> [Stored data]:
-- start --
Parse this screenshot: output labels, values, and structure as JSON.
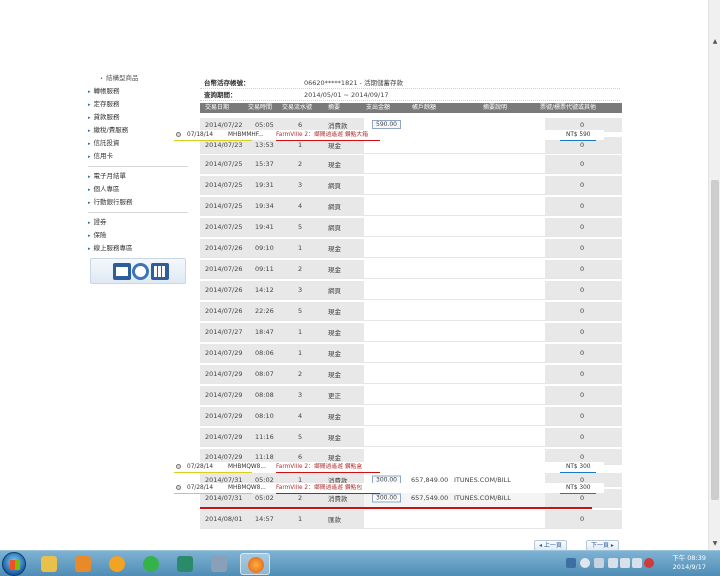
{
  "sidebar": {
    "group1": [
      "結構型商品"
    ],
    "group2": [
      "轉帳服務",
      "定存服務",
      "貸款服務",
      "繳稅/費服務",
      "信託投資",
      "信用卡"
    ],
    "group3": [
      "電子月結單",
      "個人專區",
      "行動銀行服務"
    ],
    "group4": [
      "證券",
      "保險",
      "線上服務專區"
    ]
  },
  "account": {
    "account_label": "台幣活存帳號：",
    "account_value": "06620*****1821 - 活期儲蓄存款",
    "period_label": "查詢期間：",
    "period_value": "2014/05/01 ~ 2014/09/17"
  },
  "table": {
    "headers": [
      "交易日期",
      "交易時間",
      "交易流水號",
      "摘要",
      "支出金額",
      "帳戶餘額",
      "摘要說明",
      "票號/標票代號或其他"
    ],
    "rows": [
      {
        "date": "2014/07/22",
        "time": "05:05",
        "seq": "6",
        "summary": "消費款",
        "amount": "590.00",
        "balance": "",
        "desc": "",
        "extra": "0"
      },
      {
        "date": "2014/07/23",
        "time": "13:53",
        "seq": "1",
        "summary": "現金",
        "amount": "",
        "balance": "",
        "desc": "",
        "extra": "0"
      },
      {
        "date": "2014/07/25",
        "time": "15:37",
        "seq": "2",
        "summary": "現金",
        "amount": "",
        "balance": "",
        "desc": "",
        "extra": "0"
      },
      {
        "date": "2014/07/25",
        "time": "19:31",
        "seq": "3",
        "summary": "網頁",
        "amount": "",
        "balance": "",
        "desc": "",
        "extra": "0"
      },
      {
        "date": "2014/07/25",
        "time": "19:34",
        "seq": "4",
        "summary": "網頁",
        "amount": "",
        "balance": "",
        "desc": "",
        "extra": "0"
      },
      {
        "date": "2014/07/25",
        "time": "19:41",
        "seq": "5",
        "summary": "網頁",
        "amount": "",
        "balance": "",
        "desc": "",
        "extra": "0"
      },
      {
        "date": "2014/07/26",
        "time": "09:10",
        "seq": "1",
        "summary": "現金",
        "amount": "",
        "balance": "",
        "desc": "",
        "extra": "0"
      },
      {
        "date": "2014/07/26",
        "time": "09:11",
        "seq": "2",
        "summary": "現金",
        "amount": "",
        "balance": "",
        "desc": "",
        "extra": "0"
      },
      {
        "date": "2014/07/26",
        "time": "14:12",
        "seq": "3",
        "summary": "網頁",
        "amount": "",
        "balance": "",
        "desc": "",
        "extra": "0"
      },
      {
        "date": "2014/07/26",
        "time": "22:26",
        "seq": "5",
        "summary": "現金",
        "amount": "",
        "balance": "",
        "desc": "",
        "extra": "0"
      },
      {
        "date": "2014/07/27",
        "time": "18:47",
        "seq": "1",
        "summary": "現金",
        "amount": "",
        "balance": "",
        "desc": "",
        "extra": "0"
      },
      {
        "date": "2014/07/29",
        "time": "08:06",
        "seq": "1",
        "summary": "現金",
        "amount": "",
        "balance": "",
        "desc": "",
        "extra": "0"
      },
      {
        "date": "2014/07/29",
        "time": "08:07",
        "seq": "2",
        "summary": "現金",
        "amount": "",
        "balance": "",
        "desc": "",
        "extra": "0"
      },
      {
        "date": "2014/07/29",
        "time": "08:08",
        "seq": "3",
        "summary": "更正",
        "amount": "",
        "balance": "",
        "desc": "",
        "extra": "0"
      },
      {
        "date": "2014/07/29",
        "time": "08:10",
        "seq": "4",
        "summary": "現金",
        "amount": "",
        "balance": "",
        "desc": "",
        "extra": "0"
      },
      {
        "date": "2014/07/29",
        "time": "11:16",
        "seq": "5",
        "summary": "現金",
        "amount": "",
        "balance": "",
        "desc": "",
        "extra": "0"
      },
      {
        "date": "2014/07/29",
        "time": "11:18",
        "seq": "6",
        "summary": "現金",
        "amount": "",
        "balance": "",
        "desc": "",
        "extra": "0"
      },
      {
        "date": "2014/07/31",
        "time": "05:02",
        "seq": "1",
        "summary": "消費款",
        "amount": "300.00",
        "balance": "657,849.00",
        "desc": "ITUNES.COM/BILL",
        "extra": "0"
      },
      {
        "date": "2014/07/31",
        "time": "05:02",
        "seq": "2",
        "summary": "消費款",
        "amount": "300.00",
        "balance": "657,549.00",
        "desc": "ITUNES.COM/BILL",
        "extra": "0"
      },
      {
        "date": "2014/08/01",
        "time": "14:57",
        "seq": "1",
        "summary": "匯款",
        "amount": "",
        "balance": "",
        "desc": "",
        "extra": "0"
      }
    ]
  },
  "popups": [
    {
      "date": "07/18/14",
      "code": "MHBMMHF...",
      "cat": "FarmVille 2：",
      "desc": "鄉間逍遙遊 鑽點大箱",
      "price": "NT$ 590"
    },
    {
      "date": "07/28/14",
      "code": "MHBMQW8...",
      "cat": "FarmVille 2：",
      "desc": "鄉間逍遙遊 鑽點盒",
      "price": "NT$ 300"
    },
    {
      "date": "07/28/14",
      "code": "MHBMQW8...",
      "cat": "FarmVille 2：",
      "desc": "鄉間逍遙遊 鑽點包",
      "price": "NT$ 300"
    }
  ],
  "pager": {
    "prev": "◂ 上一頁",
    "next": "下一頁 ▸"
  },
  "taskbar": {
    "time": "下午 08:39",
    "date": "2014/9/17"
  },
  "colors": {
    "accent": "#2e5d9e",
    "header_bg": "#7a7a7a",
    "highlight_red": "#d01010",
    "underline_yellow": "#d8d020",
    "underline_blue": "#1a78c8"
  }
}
-- end --
-- start --
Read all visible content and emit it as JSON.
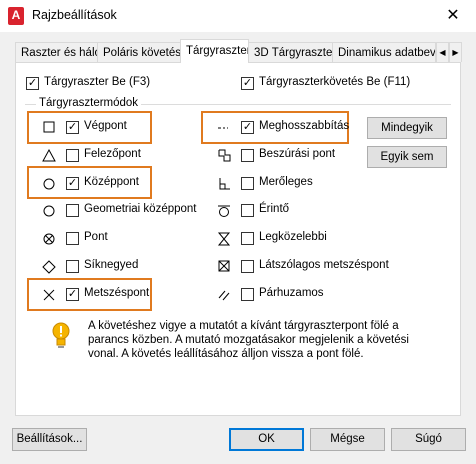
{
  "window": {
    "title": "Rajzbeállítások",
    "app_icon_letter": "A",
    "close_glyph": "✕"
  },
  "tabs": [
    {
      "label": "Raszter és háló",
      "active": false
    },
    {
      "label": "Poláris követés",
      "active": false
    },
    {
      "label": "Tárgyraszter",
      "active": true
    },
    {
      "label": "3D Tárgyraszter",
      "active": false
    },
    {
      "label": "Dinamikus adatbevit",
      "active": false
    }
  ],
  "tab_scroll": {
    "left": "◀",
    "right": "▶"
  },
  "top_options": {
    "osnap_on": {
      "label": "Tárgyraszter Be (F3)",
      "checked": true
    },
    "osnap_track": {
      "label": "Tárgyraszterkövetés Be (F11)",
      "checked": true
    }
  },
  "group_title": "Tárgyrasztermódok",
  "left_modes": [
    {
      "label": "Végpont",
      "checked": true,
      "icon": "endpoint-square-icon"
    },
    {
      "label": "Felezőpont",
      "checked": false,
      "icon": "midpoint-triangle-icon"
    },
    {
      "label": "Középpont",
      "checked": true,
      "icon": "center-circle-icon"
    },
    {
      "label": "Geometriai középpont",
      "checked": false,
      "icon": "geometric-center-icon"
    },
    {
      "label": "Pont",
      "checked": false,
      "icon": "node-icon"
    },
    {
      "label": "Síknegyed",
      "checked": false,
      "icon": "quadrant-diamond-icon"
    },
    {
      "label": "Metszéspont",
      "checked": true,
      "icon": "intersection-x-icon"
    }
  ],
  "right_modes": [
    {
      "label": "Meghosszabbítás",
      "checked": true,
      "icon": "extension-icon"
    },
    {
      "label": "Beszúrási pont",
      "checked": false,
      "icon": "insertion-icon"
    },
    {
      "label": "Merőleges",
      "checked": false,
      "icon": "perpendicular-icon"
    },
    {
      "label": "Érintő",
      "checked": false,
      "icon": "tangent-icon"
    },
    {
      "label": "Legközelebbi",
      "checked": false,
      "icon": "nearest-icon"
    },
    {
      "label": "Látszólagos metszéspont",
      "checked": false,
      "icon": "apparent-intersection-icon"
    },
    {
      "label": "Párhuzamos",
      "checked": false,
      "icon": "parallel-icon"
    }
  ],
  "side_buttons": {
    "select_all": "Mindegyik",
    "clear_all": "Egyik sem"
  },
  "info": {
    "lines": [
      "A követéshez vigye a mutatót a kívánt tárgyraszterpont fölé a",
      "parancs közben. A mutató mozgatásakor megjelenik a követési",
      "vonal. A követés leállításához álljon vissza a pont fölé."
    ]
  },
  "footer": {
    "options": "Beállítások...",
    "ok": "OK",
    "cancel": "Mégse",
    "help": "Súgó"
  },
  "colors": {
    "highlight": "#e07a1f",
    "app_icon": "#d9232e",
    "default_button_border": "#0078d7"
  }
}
-- end --
> [Exercise objective]: Reply with nothing but the number of lines in the data above that contain "intersection".

> [Expected output]: 2